• What you have to do:
Only the pictures are omitted; repeat all other data exactly.

+ + + +

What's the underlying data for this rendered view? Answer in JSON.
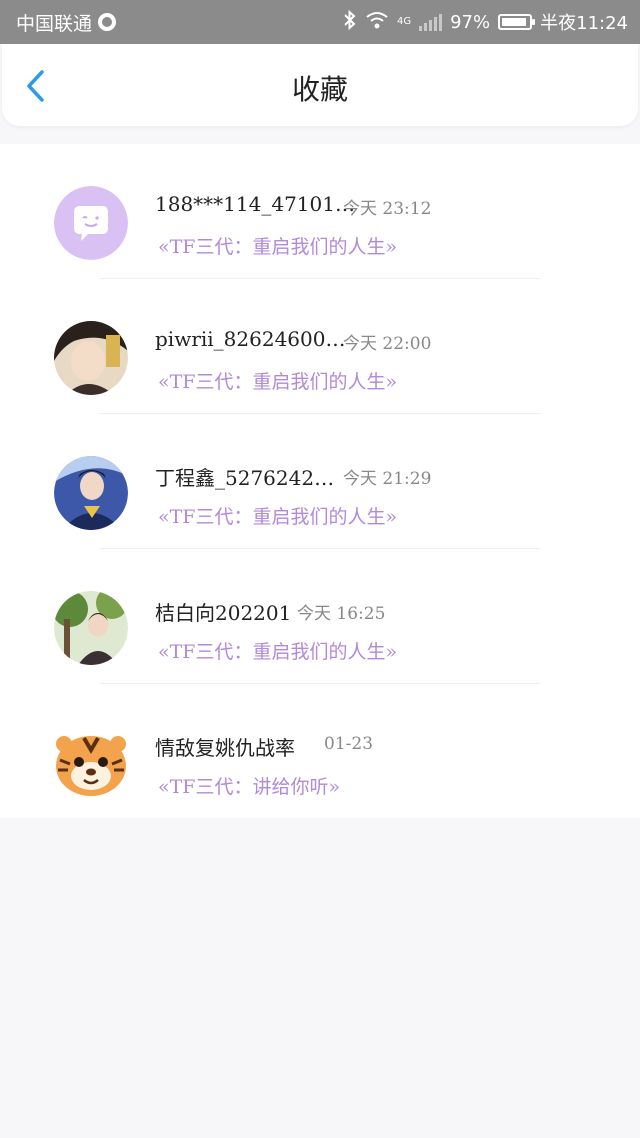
{
  "status_bar": {
    "carrier": "中国联通",
    "network": "4G",
    "battery": "97%",
    "time": "半夜11:24"
  },
  "header": {
    "title": "收藏"
  },
  "favorites": [
    {
      "name": "188***114_47101…",
      "time": "今天 23:12",
      "book": "«TF三代：重启我们的人生»",
      "avatar": "chat-bubble-avatar"
    },
    {
      "name": "piwrii_82624600…",
      "time": "今天 22:00",
      "book": "«TF三代：重启我们的人生»",
      "avatar": "user-photo-avatar"
    },
    {
      "name": "丁程鑫_5276242…",
      "time": "今天 21:29",
      "book": "«TF三代：重启我们的人生»",
      "avatar": "user-photo-avatar"
    },
    {
      "name": "桔白向202201",
      "time": "今天 16:25",
      "book": "«TF三代：重启我们的人生»",
      "avatar": "user-photo-avatar"
    },
    {
      "name": "情敌复姚仇战率",
      "time": "01-23",
      "book": "«TF三代：讲给你听»",
      "avatar": "tiger-avatar"
    }
  ],
  "colors": {
    "accent_purple": "#b18ad8",
    "back_blue": "#2f9be8",
    "status_bar_gray": "#8b8b8b"
  }
}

+ + + +

• The output:
What's the underlying data for this rendered view? Answer in JSON.
{
  "status_bar": {
    "carrier": "中国联通",
    "network": "4G",
    "battery": "97%",
    "time": "半夜11:24"
  },
  "header": {
    "title": "收藏"
  },
  "favorites": [
    {
      "name": "188***114_47101…",
      "time": "今天 23:12",
      "book": "«TF三代：重启我们的人生»",
      "avatar": "chat-bubble-avatar"
    },
    {
      "name": "piwrii_82624600…",
      "time": "今天 22:00",
      "book": "«TF三代：重启我们的人生»",
      "avatar": "user-photo-avatar"
    },
    {
      "name": "丁程鑫_5276242…",
      "time": "今天 21:29",
      "book": "«TF三代：重启我们的人生»",
      "avatar": "user-photo-avatar"
    },
    {
      "name": "桔白向202201",
      "time": "今天 16:25",
      "book": "«TF三代：重启我们的人生»",
      "avatar": "user-photo-avatar"
    },
    {
      "name": "情敌复姚仇战率",
      "time": "01-23",
      "book": "«TF三代：讲给你听»",
      "avatar": "tiger-avatar"
    }
  ],
  "colors": {
    "accent_purple": "#b18ad8",
    "back_blue": "#2f9be8",
    "status_bar_gray": "#8b8b8b"
  }
}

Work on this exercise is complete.